» TASKS
(A) Answer these questions from the passage on synchronous modules, one per line:
(i) Which call is paired with a `while` loop so the fiber gives up control until the I/O is ready?
(ii) What parent class does `My::HTTP::Handle` use?
(iii) In `_do_timeout`, what timeout value is used when neither `$timeout` nor `$self->{timeout}` is set?
(B) Carry on the passage on synchronous modules, picking up right after its last line.

» PASSAGE GIVEN
-- BEGIN --
Returns the task result immediately. Croaks if the future is not yet ready.


=head1 INTEGRATING SYNCHRONOUS MODULES

To use synchronous modules (like C<HTTP::Tiny>) in a non-blocking way, you can subclass their handle or transport
methods and use a C<while> loop combined with C<yield('WAITING')>. This ensures the fiber yields control until the
underlying I/O is ready.

    # Example: A cooperative HTTP::Tiny subclass
    {
        package My::HTTP;
        use parent 'HTTP::Tiny';
        sub _open_handle {
            my ($self, $request, $scheme, $host, $port, $peer) = @_;
            return My::HTTP::Handle->new(
                timeout            => $self->{timeout},
                keep_alive         => $self->{keep_alive},
                keep_alive_timeout => $self->{keep_alive_timeout}
            )->connect($scheme, $host, $port, $peer);
        }
        sub request {
            my ($self, $method, $url, $args) = @_;
            my %new_args = %{ $args // {} };
            my $orig_cb = $new_args{data_callback};
            my $content = '';
            $new_args{data_callback} = sub {
                my ($data, $response) = @_;
                if ($orig_cb) { return $orig_cb->($data, $response) }
                $content .= $data;
                return 1;
            };
            my $res = $self->SUPER::request($method, $url, \%new_args);
            $res->{content} = $content unless $orig_cb;
            return $res;
        }
    }
    {
        package My::HTTP::Handle;
        use parent -norequire, 'HTTP::Tiny::Handle';
        use Time::HiRes qw[time];
        sub _do_timeout {
            my ($self, $type, $timeout) = @_;
            $timeout //= $self->{timeout} // 60;
            my $start = time;
            while (1) {
                # Check for readiness NOW (0 timeout)
-- END --
(Element and coordinate records)
-- BEGIN --
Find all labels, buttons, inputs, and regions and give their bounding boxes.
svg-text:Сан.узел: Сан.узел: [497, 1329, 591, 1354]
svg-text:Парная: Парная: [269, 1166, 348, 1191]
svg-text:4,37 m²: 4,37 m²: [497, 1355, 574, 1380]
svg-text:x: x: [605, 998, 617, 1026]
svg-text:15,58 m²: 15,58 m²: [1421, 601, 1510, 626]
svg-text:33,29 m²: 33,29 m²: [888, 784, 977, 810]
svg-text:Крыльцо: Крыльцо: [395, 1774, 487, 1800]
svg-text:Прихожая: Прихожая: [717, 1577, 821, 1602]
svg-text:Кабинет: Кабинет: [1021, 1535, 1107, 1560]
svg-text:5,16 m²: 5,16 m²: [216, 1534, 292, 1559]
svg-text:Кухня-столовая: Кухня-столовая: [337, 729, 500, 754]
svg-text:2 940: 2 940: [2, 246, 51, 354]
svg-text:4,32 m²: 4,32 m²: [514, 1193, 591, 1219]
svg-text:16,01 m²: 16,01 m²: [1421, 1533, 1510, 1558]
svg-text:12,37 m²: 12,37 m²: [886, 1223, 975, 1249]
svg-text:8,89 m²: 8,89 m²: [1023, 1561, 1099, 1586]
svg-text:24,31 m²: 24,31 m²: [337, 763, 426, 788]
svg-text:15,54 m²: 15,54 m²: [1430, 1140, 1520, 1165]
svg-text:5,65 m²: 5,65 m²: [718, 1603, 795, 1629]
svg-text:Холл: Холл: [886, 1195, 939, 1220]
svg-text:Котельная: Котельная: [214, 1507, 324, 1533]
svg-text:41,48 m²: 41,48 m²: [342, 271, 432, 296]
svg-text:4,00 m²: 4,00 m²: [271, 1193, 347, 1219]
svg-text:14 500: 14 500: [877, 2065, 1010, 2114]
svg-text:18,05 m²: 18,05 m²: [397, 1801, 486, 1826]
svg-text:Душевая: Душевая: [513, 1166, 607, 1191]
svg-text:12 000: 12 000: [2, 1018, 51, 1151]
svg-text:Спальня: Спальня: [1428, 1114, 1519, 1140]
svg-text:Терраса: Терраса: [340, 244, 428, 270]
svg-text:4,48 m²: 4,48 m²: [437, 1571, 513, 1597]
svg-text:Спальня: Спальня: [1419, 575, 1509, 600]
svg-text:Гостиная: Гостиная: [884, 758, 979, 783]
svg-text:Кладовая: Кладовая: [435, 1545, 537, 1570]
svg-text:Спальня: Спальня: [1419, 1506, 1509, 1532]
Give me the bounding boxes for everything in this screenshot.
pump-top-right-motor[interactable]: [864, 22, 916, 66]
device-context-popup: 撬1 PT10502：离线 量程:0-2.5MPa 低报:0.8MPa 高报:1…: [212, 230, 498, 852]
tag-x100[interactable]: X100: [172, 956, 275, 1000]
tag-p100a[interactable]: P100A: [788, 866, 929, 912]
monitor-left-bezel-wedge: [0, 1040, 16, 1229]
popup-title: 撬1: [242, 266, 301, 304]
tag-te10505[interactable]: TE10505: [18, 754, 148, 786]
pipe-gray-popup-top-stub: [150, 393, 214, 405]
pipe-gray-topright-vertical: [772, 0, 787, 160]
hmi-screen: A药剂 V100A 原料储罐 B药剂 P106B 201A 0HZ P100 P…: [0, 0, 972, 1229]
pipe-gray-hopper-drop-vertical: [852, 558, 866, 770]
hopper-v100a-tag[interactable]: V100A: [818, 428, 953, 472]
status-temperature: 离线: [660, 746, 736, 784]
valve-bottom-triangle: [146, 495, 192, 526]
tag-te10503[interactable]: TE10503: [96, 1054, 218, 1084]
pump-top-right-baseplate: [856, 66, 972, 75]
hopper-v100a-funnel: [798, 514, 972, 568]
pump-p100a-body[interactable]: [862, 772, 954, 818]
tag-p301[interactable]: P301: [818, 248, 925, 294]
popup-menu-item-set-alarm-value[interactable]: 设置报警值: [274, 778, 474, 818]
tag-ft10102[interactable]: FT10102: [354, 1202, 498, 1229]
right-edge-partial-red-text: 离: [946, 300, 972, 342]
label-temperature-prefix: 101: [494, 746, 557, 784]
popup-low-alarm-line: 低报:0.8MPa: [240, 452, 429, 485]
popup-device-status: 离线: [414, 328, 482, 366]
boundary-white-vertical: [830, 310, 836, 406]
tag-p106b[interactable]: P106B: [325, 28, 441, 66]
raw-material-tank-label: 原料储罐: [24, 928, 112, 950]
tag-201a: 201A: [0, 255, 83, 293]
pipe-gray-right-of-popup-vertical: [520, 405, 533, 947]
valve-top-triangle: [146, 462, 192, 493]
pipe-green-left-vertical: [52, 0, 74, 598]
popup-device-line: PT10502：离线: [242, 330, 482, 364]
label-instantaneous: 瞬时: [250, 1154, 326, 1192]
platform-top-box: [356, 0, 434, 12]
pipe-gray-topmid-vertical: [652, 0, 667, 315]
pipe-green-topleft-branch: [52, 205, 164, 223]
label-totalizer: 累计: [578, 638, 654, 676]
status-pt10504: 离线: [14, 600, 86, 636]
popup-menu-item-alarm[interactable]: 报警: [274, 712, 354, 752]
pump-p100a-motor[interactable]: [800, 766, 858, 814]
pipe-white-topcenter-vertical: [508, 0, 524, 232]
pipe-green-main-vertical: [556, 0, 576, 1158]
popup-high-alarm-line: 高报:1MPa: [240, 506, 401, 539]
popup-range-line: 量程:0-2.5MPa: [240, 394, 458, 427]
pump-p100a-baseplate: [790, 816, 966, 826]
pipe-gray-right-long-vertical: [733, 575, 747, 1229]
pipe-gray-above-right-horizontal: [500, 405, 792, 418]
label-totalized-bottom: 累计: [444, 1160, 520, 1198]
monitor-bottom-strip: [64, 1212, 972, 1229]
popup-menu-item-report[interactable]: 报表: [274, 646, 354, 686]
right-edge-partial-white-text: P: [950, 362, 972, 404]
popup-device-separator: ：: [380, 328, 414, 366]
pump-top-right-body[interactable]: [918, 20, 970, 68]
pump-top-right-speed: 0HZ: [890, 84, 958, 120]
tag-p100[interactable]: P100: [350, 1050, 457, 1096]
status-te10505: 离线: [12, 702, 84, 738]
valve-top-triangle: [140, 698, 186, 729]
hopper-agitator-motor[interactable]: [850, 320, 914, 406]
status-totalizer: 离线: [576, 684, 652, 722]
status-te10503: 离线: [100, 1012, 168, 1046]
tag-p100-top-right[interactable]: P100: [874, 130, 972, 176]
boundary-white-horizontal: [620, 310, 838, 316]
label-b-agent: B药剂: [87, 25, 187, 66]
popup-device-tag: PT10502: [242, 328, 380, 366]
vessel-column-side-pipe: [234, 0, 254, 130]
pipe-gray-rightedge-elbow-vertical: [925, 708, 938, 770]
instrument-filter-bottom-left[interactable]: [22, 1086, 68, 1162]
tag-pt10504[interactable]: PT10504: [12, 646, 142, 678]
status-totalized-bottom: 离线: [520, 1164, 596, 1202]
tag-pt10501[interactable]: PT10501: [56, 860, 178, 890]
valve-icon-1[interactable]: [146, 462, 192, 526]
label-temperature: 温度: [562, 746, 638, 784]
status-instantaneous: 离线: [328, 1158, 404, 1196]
-- END --
» RESPONSES BY TASK
(A)
(i) `yield('WAITING')`
(ii) `HTTP::Tiny::Handle`
(iii) 60

(B)
                return 1 if $self->SUPER::_do_timeout($type, 0);
                # Check for overall timeout
                my $elapsed = time - $start;
                return 0 if $elapsed > $timeout;
                # Suspend fiber and wait for background I/O check
                my $wait = ($timeout - $elapsed) > 0.5 ? 0.5 : ($timeout - $elapsed);
                if ($type eq 'read') {
                    Acme::Parataxis->await_read($self->{fh}, int($wait * 1000));
                } else {
                    Acme::Parataxis->await_write($self->{fh}, int($wait * 1000));
                }
            }
        }
    }

=head1 EXAMPLES

=head2 Cooperative Parallelism

This example demonstrates how to perform multiple HTTP requests concurrently on a single interpretation thread.

    use Acme::Parataxis;
    # ... (See My::HTTP implementation in INTEGRATING SYNCHRONOUS MODULES) ...

    Acme::Parataxis::run(sub {
        my $http = My::HTTP->new(verify_SSL => 0);
        my @urls = qw[http://example.com http://perl.org];

        # Spawn tasks for each URL
        my @futures = map {
            my $url = $_;
            Acme::Parataxis->spawn(sub { $http->get($url)->{status} })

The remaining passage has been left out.